#### Requirements:
Within the records that follow, find every line containing the string "Residual". Copy those lines.

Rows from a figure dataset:
>> begin

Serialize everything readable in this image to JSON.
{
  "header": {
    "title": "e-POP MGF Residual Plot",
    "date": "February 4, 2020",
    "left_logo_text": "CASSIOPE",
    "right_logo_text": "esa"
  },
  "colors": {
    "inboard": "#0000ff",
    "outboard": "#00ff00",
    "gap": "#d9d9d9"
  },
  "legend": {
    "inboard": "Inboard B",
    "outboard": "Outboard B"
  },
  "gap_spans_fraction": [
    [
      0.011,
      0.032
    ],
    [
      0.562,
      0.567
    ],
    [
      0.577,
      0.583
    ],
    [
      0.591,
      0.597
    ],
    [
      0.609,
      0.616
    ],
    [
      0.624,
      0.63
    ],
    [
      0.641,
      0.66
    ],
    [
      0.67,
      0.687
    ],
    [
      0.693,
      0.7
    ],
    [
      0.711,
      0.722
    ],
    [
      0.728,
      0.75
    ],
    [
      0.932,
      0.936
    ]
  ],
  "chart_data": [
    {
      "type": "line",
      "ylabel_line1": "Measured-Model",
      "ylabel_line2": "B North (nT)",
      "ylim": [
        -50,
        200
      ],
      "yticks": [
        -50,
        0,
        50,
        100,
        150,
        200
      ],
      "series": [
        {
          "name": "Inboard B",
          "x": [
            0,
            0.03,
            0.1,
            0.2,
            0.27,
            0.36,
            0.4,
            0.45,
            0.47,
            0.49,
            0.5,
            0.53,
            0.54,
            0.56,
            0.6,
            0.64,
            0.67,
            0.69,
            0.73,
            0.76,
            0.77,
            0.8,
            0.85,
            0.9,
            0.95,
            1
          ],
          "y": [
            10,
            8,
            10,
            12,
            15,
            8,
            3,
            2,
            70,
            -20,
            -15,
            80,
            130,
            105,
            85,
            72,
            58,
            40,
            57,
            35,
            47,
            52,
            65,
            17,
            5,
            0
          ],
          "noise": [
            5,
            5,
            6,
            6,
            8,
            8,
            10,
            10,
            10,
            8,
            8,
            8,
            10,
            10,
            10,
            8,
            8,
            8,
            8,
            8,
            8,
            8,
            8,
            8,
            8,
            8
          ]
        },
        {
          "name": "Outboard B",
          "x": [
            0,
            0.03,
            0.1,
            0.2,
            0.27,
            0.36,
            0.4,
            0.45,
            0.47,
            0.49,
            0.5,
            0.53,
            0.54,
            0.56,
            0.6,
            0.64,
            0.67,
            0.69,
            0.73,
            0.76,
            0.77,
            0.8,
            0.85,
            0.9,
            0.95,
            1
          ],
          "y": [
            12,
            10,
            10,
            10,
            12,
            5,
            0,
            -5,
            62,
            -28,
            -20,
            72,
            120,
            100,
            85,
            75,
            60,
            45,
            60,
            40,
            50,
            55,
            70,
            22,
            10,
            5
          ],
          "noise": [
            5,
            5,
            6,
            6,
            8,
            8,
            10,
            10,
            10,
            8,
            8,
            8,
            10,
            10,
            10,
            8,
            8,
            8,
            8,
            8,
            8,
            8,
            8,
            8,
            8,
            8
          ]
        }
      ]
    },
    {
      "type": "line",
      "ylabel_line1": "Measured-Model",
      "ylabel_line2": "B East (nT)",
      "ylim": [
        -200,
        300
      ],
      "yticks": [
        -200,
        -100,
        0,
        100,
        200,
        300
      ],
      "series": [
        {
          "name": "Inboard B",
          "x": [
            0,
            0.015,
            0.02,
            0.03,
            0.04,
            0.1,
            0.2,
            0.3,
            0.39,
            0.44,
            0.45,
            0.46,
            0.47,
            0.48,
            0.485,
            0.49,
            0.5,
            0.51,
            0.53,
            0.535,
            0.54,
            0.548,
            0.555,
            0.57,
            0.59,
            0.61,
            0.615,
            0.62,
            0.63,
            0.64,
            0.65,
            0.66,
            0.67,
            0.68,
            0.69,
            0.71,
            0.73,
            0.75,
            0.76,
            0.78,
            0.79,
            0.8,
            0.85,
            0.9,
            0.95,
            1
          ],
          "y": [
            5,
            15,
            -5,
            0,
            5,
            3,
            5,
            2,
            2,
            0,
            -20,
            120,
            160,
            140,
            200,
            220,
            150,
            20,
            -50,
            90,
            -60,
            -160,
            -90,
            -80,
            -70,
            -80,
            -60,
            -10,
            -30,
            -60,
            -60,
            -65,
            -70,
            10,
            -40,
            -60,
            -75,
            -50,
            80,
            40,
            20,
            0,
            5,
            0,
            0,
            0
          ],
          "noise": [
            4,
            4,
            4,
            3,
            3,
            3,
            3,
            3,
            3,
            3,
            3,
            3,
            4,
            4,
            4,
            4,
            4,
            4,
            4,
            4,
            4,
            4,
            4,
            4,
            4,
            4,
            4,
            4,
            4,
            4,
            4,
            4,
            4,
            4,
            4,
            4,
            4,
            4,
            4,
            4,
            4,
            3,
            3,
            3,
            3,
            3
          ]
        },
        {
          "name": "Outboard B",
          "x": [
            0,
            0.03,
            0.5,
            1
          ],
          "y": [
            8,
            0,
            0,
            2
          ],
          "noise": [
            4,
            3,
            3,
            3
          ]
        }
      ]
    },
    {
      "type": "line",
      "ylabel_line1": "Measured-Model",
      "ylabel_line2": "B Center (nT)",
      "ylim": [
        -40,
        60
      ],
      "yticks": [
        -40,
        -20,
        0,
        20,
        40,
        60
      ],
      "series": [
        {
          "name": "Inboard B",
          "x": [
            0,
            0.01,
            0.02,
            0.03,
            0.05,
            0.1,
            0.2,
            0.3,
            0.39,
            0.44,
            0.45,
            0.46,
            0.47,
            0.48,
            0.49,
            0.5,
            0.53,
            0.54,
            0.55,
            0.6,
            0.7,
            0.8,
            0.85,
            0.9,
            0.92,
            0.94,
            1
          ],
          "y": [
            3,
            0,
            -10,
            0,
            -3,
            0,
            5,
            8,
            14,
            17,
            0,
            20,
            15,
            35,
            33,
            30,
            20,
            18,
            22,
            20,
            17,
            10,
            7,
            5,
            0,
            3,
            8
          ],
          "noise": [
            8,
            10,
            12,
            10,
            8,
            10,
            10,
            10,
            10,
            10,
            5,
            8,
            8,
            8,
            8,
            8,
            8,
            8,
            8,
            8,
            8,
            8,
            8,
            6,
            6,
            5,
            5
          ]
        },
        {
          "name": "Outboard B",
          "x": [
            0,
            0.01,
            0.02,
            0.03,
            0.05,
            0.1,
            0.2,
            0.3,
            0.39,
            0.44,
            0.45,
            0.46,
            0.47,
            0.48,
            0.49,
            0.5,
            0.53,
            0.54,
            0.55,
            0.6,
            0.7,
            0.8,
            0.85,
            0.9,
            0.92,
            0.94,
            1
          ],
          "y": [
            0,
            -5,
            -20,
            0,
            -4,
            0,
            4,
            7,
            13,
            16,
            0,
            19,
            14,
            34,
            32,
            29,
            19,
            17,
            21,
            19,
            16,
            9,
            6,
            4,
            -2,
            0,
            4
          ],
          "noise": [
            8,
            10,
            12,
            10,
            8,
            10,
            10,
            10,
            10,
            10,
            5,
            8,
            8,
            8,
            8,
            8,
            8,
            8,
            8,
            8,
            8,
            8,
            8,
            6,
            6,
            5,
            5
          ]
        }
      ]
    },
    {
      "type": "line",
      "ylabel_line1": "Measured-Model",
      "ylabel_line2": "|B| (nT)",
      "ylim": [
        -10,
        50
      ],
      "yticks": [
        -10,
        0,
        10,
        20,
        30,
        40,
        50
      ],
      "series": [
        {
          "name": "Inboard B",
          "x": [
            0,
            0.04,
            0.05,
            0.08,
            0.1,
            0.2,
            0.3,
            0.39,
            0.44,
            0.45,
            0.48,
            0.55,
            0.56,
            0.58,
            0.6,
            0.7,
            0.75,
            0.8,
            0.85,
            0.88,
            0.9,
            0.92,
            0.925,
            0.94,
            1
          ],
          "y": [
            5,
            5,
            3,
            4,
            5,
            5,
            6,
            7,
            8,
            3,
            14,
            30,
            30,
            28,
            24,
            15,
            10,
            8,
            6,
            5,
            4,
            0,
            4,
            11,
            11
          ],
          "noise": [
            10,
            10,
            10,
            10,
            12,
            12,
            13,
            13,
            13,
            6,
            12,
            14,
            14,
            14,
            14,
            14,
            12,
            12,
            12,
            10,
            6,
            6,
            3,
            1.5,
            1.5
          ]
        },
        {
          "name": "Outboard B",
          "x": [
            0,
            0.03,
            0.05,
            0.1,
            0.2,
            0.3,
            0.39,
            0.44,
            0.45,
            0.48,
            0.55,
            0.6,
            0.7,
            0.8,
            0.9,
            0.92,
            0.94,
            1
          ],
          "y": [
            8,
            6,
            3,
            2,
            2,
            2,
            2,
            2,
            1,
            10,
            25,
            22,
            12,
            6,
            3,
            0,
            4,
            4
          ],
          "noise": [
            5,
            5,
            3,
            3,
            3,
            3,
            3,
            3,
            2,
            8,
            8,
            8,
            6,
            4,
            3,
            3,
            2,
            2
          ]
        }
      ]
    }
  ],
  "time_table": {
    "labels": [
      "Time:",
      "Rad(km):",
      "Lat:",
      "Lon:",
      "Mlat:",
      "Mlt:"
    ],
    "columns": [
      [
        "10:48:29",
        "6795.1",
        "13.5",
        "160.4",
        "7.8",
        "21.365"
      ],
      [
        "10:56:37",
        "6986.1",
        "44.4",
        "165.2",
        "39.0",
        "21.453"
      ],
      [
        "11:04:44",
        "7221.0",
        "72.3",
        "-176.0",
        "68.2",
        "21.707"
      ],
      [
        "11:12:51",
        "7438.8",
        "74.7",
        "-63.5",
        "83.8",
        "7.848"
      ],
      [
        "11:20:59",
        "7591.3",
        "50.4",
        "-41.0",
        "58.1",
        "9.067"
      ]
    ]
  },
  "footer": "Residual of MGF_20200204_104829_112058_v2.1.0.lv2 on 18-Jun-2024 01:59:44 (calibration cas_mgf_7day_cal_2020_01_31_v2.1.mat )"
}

>> end

#### Output for this exercise:
    "title": "e-POP MGF Residual Plot",
  "footer": "Residual of MGF_20200204_104829_112058_v2.1.0.lv2 on 18-Jun-2024 01:59:44 (calibration cas_mgf_7day_cal_2020_01_31_v2.1.mat )"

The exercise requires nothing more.